DESAFÍOS
A. En el cuento «El cocodrilo» que aparece en el fragmento seleccionado, ¿de qué se agarra quien narra para no golpearse contra el borde de la bañera?
B. Retoma el cuento «El cocodrilo» del fragmento seleccionado y continúalo a partir de su última oración.

FRAGMENTO SELECCIONADO
::::::

Lo que pasa Carlos es que esos besos pasionales a veces nos pueden y despues :)

Que calor tenemos, tremendo,tu estaras ya con fresquito seguro.

Buen fin de semana.

Besos saladitos.

Rembrandt dijo...

“….dejando una señal que la recuerde,
con dientes afilados
le besa el corazón por ambos lados
y late un vendaval de sangre verde. ”

Con música de Gershwin suena Rhapsody in green. Ah , no era así? Bue no importa da igual porque este soneto merece una melodía especial, un encuadre donde Felisberto Hernandez y Horacio Guerriero le hagan el honor de acompañarlo, después de todo el cocodrilo era pianista , no?

Lo beso Poeta.

Carlos dijo...

El problema Ana es que el cocodrilo no tiene noción de la cantidad ni del largo de sus dientes, entonces, cuando se pone mimoso es todo un problema. :)

Por acá, frío, si, gris, pero es lo que hay, nada como guardarse en casa y escribir poemas.

Un beso grande.

Carlos dijo...

Rem, hubiese sido posible una Rapsodia en verde, la música como la poesía siempre ofrece un abanico de colores.

A lo mejor Felisberto hubiera escrito un cuento de ficción náutico y Hogue lo hubiese dibujado.

Un beso.

Carlos dijo...

"Lo que yo quiero, corazón cobarde
es que mueras por mí... (JS)

https://www.youtube.com/watch?v=UUwzvcFUjbw

Carlos dijo...

El cocodrilo - Joaquín Gómez Bas (Académico lunfa)

Estaba de pie en la ducha. Me di un susto tremendo cuando sentí su viscosa presencia deslizándose entre mis piernas enjabonadas. A la altura de los tobillos. Atiné a aferrarme de la llave del agua; si no, me desnuco contra el borde de la bañera.

Permanecí inmóvil bajo el chorro tibio, indagando, al acecho de la repetición del caso. Y lo vi nítidamente cuando se produjo un claro en la superficie espumosa ¡Un cocodrilo!

Enorme, verdoso. No entiendo cómo cabíamos los dos en tan reducido espacio. Lo pienso erguido sobre su cola y sería tan alto como yo. Pero ahora no se movía, tendido a lo largo, a un costado, en su evidente propósito de no molestarme.

Para mortificarlo me apreté contra los azulejos de la pared, bajé la palanca del calefón al máximo y al instante el agua salió hirviente. Pero el bicharraco, tan orondo, insensible y plácido. Hasta me pareció que gruñía placentero.

Aparentando ignorarlo comencé a fregarme la espalda con el cepillo de mango, y cuando localicé exacta su cabeza le sacudí sorpresivo un golpe. Inútilmente. Con velocidad increíble levantó con sus fauces la tapa de goma del sumidero y alargándose como una anguila desapareció por el embudo carrasposo formado por el agua que se escurría.

::::::

MATERIAL PROPORCIONADO

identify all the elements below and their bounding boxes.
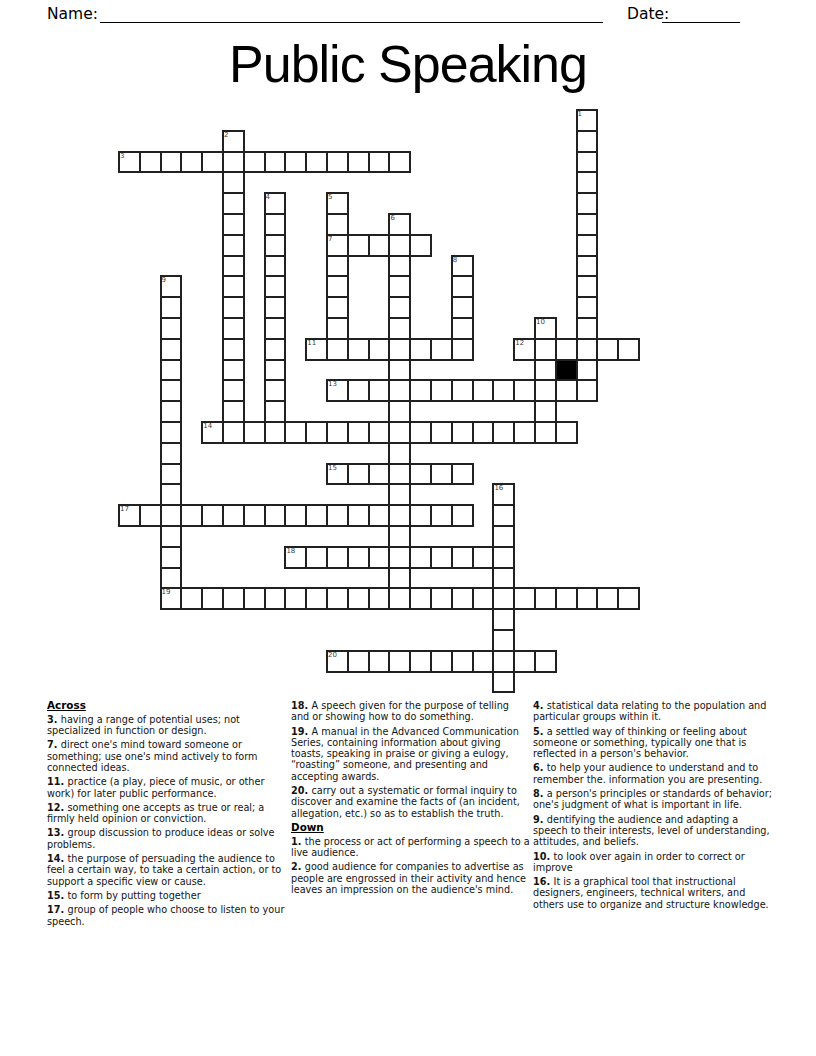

::::::

RESPUESTAS ESCRITAS
A. De la llave del agua.

B.
No volví a acordarme de él durante el día, y por la misma razón con ninguno de mis compañeros comenté el caso en la oficina. Tampoco con mis hijos, ni con mi esposa, por que soy soltero y vivo solo. Tengo cincuenta y dos años, pero esto no tiene nada que ver.

Ahora que las noches son bastantes frescas me agrada llevarme a la cama una bolsa con agua caliente. Antes no lo hacía. Creía que era un signo de debilidad, de afeminamiento. Hasta que me convencí de que es estúpido eliminar la frialdad del colchón, de las sábanas y las cobijas a costa de la propia temperatura. La cama debe calentarlo a uno, y no a la inversa.

Puse la bolsa de agua en el lugar correspondiente, a los pies, y me dormí profundamente. Desperté repentino con la sensación de que algo áspero y frío me rozaba los tobillos. Y resultó lo que esperaba. Allí estaba de nuevo el cocodrilo.

Esta vez procedí con cautela. Retiré los cobertores, así con lenta astucia las cuatro puntas de la sábana donde reposaba acurrucado, como si fuera el patrón del lecho, y lo alcé en vilo. Ni hizo el menor esfuerzo por liberarse. Me llamó la atención que apenas si sentí su peso, como si la improvisada bolsa estuviera llena de viento.

Me acerqué al balcón –vivo en un cuarto piso— y lo arrojé a la calle, cuidando de retener un extremo de la sábana. Abajo contra el pavimento, hizo un ruido terrible, una verdadera explosión.

Carlos dijo...

Estaba desayunándome cuando llamaron a la puerta, no mediante el timbre, sino con unos golpes sordos. Adiviné que se trataba de coletazos urgente y abrí sereno, dispuesto a recibirlo sin encono. Porque no tenía la menor duda de que se trataba del cocodrilo. Y allí estaba, su cabeza apoyada en el pequeño felpudo, abatido, maltrecho, observándome con ojos implorantes.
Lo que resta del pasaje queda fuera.